*WHAT YOU WILL DO*
Leave out the pictures and return every entry exactly as it appears.

*MATERIALS PROVIDED*
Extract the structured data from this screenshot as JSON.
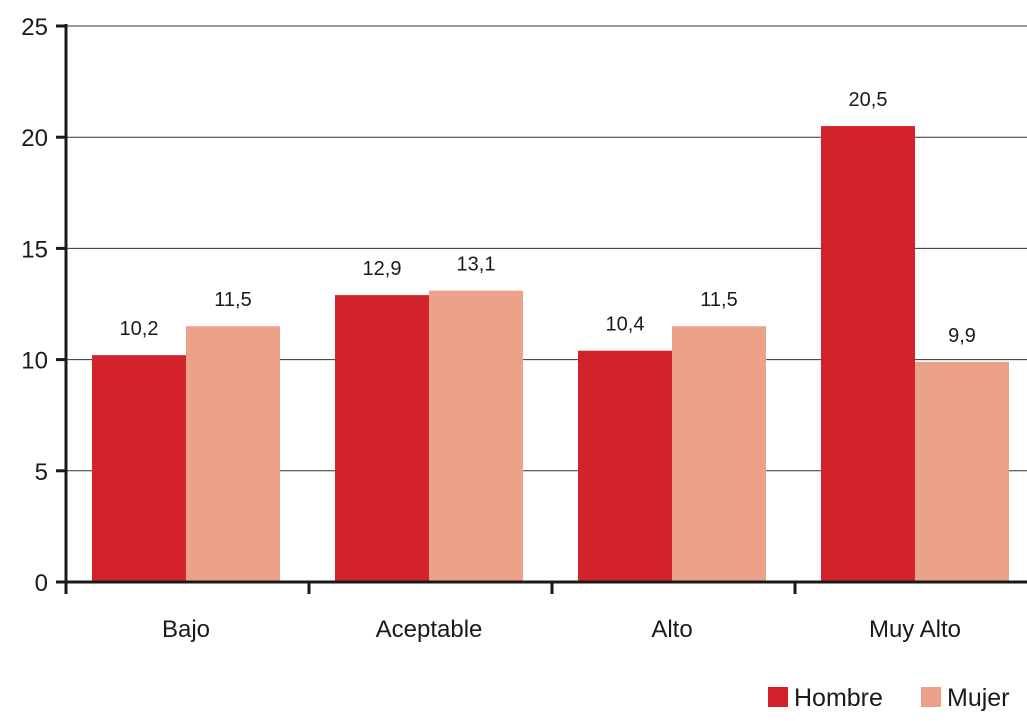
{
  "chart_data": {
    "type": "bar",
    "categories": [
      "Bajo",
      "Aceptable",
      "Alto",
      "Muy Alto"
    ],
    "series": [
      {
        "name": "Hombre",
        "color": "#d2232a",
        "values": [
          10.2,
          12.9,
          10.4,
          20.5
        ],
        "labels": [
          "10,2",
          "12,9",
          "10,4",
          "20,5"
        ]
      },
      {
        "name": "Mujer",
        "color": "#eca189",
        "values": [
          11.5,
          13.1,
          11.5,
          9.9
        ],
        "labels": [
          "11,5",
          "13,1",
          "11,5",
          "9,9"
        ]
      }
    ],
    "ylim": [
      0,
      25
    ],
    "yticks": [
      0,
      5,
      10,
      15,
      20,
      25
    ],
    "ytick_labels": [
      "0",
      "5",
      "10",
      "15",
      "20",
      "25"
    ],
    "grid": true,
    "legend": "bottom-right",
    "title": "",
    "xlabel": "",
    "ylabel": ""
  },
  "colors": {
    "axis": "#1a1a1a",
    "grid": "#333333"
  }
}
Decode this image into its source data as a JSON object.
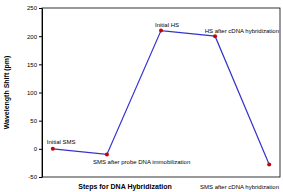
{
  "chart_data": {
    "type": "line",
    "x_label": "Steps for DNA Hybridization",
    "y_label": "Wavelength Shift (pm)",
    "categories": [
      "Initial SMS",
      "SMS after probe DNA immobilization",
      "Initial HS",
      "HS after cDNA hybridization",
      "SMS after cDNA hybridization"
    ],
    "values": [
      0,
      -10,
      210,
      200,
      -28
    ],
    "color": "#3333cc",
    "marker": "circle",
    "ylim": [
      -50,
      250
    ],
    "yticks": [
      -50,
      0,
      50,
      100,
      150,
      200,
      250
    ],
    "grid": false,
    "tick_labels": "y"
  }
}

*FINAL RESULT*
Extract the structured data from this screenshot as JSON.
{
  "chart_data": {
    "type": "bar",
    "categories": [
      "Bajo",
      "Aceptable",
      "Alto",
      "Muy Alto"
    ],
    "series": [
      {
        "name": "Hombre",
        "color": "#d2232a",
        "values": [
          10.2,
          12.9,
          10.4,
          20.5
        ],
        "labels": [
          "10,2",
          "12,9",
          "10,4",
          "20,5"
        ]
      },
      {
        "name": "Mujer",
        "color": "#eca189",
        "values": [
          11.5,
          13.1,
          11.5,
          9.9
        ],
        "labels": [
          "11,5",
          "13,1",
          "11,5",
          "9,9"
        ]
      }
    ],
    "ylim": [
      0,
      25
    ],
    "yticks": [
      0,
      5,
      10,
      15,
      20,
      25
    ],
    "ytick_labels": [
      "0",
      "5",
      "10",
      "15",
      "20",
      "25"
    ],
    "grid": true,
    "legend": "bottom-right",
    "title": "",
    "xlabel": "",
    "ylabel": ""
  },
  "colors": {
    "axis": "#1a1a1a",
    "grid": "#333333"
  }
}
Decode this image into its source data as a JSON object.
{
  "chart_data": {
    "type": "line",
    "x_label": "Steps for DNA Hybridization",
    "y_label": "Wavelength Shift (pm)",
    "categories": [
      "Initial SMS",
      "SMS after probe DNA immobilization",
      "Initial HS",
      "HS after cDNA hybridization",
      "SMS after cDNA hybridization"
    ],
    "values": [
      0,
      -10,
      210,
      200,
      -28
    ],
    "color": "#3333cc",
    "marker": "circle",
    "ylim": [
      -50,
      250
    ],
    "yticks": [
      -50,
      0,
      50,
      100,
      150,
      200,
      250
    ],
    "grid": false,
    "tick_labels": "y"
  }
}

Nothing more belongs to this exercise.